▶ [Stored data]

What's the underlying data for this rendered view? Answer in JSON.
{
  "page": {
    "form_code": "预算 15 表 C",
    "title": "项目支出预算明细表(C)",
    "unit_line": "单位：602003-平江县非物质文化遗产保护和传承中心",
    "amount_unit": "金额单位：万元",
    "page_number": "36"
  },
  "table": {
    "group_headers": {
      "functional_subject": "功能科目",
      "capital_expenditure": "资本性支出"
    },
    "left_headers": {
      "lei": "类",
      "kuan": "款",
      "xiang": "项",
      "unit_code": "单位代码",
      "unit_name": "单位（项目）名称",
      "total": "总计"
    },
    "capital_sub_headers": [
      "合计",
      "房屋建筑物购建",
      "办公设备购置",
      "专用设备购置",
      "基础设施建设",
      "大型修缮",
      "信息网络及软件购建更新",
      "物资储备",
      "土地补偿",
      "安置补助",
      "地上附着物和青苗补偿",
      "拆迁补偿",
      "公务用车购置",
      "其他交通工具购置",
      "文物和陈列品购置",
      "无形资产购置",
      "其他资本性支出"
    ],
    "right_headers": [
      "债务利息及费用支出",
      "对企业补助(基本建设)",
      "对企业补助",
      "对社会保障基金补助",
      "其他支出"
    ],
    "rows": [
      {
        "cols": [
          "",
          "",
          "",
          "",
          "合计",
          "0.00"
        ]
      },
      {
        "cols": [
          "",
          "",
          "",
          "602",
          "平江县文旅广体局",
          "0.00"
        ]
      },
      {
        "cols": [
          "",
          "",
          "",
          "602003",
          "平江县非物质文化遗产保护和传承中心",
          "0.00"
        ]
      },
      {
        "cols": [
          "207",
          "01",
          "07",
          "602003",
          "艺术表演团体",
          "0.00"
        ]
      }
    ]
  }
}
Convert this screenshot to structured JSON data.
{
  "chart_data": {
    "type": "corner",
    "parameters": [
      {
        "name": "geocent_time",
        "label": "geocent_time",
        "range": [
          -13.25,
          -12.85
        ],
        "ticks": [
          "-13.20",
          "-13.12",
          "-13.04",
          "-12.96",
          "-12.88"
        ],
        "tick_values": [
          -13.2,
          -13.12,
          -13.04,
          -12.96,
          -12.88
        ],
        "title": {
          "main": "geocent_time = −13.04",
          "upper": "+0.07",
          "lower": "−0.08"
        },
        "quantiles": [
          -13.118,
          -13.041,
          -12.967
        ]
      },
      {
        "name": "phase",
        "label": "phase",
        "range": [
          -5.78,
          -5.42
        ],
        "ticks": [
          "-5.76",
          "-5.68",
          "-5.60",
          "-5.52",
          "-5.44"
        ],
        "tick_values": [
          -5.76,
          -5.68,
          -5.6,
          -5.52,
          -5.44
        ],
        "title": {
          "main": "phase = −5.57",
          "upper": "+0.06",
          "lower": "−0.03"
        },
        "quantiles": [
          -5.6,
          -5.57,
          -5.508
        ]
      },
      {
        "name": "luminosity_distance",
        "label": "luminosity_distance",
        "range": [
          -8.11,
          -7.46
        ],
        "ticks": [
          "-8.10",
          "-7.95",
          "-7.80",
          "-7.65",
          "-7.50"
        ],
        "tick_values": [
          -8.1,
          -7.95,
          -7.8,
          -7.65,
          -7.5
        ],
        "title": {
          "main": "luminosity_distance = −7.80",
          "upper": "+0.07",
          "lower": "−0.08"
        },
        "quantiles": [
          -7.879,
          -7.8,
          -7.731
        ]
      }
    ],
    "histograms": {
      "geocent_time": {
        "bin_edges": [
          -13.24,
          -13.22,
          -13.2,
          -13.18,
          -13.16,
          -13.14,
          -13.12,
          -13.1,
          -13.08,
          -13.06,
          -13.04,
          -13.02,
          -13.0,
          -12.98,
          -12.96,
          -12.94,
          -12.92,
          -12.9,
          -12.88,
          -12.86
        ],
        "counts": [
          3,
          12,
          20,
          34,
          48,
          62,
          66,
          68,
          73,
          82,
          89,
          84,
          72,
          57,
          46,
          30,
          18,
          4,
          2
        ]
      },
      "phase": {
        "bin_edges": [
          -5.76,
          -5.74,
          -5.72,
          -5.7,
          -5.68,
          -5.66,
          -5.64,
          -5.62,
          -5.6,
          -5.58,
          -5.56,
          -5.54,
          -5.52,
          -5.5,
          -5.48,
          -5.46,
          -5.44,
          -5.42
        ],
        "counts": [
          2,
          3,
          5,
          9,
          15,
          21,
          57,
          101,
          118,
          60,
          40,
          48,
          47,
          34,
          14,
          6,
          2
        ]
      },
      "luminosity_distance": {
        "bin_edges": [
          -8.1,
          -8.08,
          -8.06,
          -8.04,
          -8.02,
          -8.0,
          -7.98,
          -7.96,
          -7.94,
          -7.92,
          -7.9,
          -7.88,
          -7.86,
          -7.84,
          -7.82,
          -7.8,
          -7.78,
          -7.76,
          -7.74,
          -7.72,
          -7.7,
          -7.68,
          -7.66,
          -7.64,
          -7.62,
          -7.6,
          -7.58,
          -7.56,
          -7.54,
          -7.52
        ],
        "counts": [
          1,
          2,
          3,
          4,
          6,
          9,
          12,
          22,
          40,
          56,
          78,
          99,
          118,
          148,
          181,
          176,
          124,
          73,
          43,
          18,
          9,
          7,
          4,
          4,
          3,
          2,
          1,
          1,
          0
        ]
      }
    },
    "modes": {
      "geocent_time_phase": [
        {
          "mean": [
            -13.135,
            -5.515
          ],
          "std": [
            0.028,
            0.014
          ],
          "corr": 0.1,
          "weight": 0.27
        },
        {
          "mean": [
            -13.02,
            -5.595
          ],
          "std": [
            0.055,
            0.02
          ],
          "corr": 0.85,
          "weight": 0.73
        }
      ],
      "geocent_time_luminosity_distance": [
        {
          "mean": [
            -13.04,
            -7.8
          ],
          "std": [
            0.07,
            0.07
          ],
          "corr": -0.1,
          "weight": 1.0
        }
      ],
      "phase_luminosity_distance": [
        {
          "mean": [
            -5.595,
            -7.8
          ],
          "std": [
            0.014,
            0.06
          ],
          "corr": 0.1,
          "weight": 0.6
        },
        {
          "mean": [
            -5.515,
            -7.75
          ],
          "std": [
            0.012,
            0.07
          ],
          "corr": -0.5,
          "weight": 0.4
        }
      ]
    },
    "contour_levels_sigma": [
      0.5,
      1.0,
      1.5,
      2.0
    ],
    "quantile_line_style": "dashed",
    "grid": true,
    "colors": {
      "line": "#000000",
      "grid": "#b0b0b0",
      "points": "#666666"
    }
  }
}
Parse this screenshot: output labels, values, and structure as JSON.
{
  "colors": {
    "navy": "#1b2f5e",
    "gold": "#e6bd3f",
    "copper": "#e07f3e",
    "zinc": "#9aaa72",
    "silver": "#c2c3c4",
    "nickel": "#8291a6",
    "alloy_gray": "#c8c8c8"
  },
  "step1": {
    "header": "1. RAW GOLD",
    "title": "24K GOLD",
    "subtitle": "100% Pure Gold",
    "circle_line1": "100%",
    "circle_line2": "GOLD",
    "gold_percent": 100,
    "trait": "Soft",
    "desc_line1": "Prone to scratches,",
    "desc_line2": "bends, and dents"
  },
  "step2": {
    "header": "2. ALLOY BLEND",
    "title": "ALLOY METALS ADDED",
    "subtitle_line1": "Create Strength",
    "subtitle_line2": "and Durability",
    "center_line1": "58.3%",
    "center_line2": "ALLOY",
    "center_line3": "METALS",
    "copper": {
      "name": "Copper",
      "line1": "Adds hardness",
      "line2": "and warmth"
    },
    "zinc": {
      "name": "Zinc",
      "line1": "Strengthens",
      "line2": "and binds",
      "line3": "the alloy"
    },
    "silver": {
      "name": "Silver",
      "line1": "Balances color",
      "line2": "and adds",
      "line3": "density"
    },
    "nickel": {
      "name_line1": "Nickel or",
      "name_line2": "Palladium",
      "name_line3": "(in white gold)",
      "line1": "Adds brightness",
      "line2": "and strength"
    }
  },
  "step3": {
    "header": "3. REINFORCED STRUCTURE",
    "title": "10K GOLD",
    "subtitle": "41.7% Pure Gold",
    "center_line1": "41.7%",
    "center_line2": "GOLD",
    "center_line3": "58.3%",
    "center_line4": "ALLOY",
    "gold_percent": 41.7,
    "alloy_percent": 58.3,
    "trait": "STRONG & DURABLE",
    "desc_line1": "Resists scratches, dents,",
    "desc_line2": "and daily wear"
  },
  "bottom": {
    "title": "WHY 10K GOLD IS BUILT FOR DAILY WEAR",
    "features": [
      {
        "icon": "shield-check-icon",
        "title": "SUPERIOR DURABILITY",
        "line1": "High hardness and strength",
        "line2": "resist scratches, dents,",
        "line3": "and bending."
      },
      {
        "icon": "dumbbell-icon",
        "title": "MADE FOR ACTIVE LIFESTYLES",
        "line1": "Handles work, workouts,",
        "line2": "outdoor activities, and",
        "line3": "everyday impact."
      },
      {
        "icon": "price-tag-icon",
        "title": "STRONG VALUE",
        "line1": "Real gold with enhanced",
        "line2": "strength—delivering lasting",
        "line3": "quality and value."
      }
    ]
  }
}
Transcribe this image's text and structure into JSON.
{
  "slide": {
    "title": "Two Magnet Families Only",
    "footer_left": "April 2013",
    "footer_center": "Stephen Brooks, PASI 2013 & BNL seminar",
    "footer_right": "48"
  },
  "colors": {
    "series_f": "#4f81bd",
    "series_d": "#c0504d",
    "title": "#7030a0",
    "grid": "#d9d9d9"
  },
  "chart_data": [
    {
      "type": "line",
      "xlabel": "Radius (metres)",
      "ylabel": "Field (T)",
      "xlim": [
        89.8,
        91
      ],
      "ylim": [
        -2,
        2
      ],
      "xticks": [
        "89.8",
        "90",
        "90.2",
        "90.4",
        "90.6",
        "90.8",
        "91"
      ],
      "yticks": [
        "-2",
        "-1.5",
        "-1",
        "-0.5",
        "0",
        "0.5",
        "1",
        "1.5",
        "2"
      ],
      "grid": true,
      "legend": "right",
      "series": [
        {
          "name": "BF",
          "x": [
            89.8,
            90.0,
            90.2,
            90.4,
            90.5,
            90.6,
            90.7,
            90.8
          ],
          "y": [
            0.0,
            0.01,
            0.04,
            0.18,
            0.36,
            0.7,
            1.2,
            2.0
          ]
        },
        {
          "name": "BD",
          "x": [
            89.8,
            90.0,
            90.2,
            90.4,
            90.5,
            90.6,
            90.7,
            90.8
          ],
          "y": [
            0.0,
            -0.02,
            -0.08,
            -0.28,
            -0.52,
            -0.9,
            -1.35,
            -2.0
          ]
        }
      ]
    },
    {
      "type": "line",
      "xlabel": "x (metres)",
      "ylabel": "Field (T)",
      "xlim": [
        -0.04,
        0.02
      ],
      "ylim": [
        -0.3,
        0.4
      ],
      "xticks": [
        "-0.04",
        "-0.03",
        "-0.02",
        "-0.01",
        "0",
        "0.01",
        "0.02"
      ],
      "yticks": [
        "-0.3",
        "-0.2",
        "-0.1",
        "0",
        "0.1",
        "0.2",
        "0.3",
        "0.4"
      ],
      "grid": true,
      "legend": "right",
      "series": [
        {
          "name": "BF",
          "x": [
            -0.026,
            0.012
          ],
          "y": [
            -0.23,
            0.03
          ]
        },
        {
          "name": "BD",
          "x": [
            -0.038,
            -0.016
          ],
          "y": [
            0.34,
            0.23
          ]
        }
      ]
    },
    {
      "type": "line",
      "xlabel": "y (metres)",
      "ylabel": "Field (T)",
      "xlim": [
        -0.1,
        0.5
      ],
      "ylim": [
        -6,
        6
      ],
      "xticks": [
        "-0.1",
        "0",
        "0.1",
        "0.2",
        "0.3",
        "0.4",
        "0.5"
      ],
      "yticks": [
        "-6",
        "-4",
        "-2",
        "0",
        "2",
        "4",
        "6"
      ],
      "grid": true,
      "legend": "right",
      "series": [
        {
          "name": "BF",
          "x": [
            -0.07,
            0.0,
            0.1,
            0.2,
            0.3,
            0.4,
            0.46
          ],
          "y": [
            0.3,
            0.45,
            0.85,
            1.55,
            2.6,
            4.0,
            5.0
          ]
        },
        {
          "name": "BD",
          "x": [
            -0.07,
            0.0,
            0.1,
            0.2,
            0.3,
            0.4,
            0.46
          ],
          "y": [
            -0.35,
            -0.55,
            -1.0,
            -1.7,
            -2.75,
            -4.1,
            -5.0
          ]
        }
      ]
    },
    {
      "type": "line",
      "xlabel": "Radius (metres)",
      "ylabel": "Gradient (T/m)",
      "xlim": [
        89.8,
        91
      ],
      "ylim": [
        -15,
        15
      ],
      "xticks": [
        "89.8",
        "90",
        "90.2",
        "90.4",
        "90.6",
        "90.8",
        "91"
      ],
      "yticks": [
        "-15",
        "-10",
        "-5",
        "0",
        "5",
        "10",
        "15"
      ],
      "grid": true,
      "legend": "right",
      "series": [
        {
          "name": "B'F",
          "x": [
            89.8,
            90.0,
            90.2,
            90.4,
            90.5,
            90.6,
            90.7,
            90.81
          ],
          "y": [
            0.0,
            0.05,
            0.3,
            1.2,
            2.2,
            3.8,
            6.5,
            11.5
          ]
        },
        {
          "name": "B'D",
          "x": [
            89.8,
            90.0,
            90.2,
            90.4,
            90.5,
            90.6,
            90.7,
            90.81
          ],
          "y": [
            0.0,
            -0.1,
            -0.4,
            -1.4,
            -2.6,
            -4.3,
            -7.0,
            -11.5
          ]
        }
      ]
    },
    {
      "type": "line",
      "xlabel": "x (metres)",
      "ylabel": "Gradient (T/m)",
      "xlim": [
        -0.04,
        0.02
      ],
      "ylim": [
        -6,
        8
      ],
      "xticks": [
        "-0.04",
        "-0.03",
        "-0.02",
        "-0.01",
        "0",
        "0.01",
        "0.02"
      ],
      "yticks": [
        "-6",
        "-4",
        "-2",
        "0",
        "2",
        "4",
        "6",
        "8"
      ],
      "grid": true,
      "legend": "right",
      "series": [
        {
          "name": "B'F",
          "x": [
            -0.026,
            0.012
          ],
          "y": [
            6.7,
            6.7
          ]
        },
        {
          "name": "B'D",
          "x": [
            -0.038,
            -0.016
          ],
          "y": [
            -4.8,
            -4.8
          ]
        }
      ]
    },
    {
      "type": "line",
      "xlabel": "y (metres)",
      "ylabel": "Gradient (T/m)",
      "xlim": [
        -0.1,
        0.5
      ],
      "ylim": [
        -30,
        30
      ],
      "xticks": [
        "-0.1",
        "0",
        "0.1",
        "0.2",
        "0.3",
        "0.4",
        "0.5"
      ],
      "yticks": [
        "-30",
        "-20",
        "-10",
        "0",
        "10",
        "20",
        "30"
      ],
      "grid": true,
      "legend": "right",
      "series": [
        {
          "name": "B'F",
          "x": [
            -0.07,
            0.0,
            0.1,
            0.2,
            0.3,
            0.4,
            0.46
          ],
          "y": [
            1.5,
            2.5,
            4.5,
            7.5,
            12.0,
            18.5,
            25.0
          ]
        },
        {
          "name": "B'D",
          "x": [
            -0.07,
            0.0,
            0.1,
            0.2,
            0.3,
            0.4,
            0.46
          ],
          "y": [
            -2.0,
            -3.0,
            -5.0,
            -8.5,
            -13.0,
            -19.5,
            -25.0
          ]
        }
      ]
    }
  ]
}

▶ [What to work on]
Show each line of the listing that holds the string "JSON".

▶ [The answer]
What's the underlying data for this rendered view? Answer in JSON.
Convert this screenshot to structured JSON data.
Parse this screenshot: output labels, values, and structure as JSON.
Transcribe this image's text and structure into JSON.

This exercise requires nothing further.